> _Description of the task_
Look through the material and copy each line holding "度汛标准".

> _Exercise material_
>>>
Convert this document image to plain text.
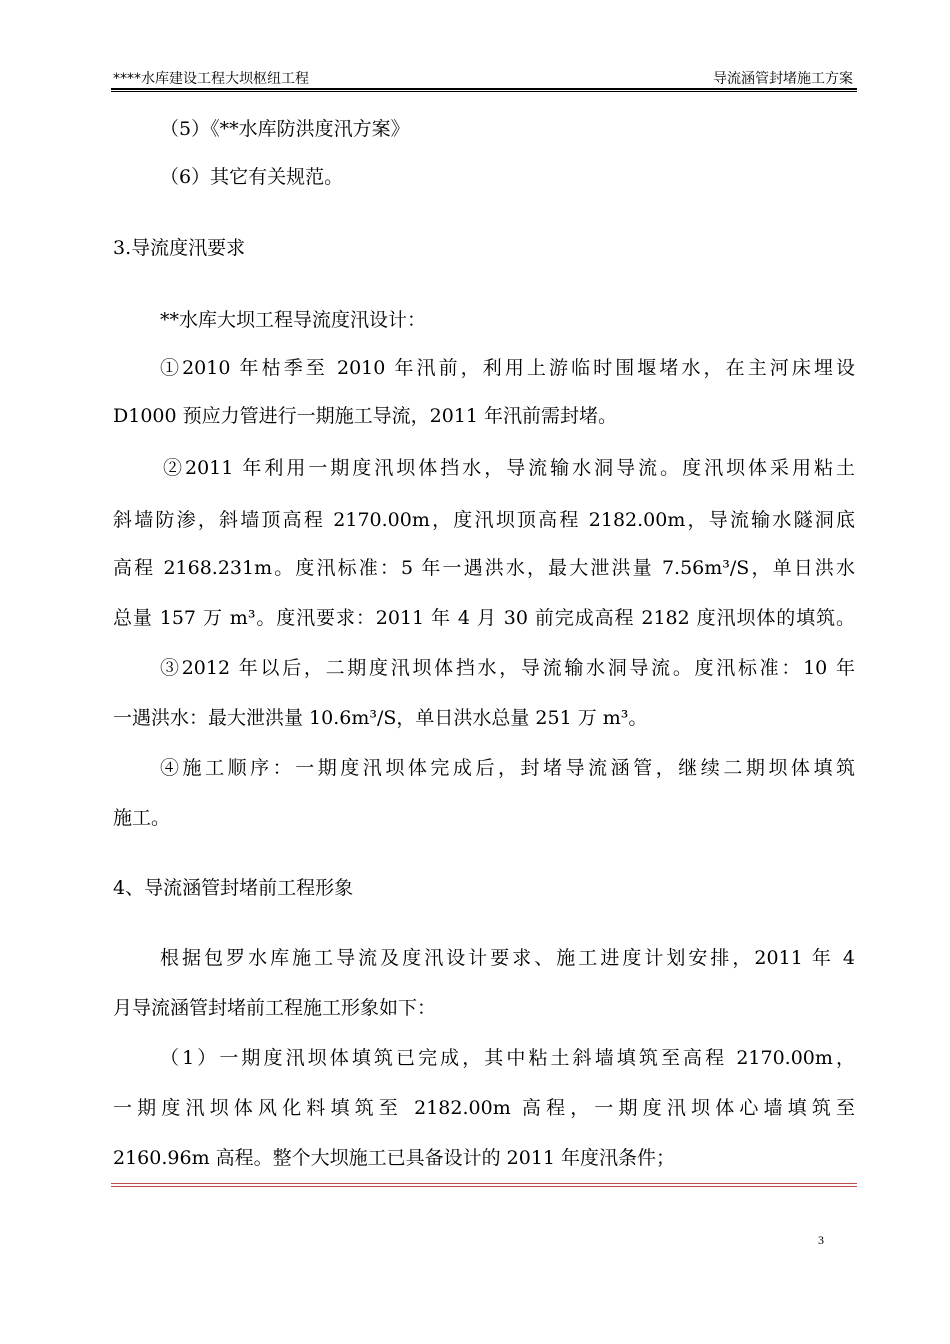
****水库建设工程大坝枢纽工程	导流涵管封堵施工方案
（5）《**水库防洪度汛方案》
（6）其它有关规范。
3.导流度汛要求
**水库大坝工程导流度汛设计：
①2010 年枯季至 2010 年汛前，利用上游临时围堰堵水，在主河床埋设
D1000 预应力管进行一期施工导流，2011 年汛前需封堵。
②2011 年利用一期度汛坝体挡水，导流输水洞导流。度汛坝体采用粘土
斜墙防渗，斜墙顶高程 2170.00m，度汛坝顶高程 2182.00m，导流输水隧洞底
高程 2168.231m。度汛标准：5 年一遇洪水，最大泄洪量 7.56m³/S，单日洪水
总量 157 万 m³。度汛要求：2011 年 4 月 30 前完成高程 2182 度汛坝体的填筑。
③2012 年以后，二期度汛坝体挡水，导流输水洞导流。度汛标准：10 年
一遇洪水：最大泄洪量 10.6m³/S，单日洪水总量 251 万 m³。
④施工顺序：一期度汛坝体完成后，封堵导流涵管，继续二期坝体填筑
施工。
4、导流涵管封堵前工程形象
根据包罗水库施工导流及度汛设计要求、施工进度计划安排，2011 年 4
月导流涵管封堵前工程施工形象如下：
（1）一期度汛坝体填筑已完成，其中粘土斜墙填筑至高程 2170.00m，
一期度汛坝体风化料填筑至 2182.00m 高程，一期度汛坝体心墙填筑至
2160.96m 高程。整个大坝施工已具备设计的 2011 年度汛条件；
3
<<<
> _Problem solution_
高程 2168.231m。度汛标准：5 年一遇洪水，最大泄洪量 7.56m³/S，单日洪水
③2012 年以后，二期度汛坝体挡水，导流输水洞导流。度汛标准：10 年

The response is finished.